━━━━━ Data

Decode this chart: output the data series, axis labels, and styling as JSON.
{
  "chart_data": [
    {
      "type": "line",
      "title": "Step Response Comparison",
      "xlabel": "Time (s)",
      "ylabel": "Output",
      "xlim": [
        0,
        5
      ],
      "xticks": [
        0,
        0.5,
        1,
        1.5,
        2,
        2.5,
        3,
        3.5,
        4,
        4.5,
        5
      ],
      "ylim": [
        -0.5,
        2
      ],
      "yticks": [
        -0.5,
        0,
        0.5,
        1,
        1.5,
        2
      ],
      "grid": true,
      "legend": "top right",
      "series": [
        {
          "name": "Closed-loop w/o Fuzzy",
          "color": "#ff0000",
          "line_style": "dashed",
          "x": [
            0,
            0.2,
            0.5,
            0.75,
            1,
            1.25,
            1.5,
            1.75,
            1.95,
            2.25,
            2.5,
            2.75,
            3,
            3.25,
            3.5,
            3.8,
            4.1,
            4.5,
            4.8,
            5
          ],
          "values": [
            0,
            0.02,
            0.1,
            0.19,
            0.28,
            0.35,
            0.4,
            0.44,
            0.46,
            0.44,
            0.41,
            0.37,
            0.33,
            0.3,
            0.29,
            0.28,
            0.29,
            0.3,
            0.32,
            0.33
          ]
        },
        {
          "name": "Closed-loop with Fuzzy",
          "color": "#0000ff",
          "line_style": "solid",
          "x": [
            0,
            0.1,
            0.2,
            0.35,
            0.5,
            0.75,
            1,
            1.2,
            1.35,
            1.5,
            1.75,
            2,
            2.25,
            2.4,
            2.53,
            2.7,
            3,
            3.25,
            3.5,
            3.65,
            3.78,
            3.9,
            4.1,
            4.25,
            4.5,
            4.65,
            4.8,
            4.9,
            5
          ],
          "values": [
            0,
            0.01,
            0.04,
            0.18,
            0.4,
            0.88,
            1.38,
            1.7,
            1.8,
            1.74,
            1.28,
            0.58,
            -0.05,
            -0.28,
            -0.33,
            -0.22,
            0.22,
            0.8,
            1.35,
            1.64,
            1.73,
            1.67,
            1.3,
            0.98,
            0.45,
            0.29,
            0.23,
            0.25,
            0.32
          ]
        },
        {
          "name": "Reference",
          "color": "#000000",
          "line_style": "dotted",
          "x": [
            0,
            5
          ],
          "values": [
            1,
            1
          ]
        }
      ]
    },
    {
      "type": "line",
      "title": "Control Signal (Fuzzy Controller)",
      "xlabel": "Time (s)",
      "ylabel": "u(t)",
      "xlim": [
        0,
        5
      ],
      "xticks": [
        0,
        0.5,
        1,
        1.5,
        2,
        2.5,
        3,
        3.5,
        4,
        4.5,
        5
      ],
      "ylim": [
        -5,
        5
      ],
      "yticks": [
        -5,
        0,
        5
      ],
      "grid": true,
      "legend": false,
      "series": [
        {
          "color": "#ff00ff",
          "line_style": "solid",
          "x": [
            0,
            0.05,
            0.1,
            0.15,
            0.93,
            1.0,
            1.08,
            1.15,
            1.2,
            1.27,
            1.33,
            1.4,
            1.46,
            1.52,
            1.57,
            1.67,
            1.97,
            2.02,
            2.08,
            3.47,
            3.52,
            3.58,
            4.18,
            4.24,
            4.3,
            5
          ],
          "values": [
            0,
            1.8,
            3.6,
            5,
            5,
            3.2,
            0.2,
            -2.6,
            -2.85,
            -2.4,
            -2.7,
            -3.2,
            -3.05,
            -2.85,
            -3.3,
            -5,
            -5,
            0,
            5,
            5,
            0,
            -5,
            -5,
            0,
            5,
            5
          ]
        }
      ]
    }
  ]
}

━━━━━━━━━━

From the records above, pull out each line that has "Closed".

          "name": "Closed-loop w/o Fuzzy",
          "name": "Closed-loop with Fuzzy",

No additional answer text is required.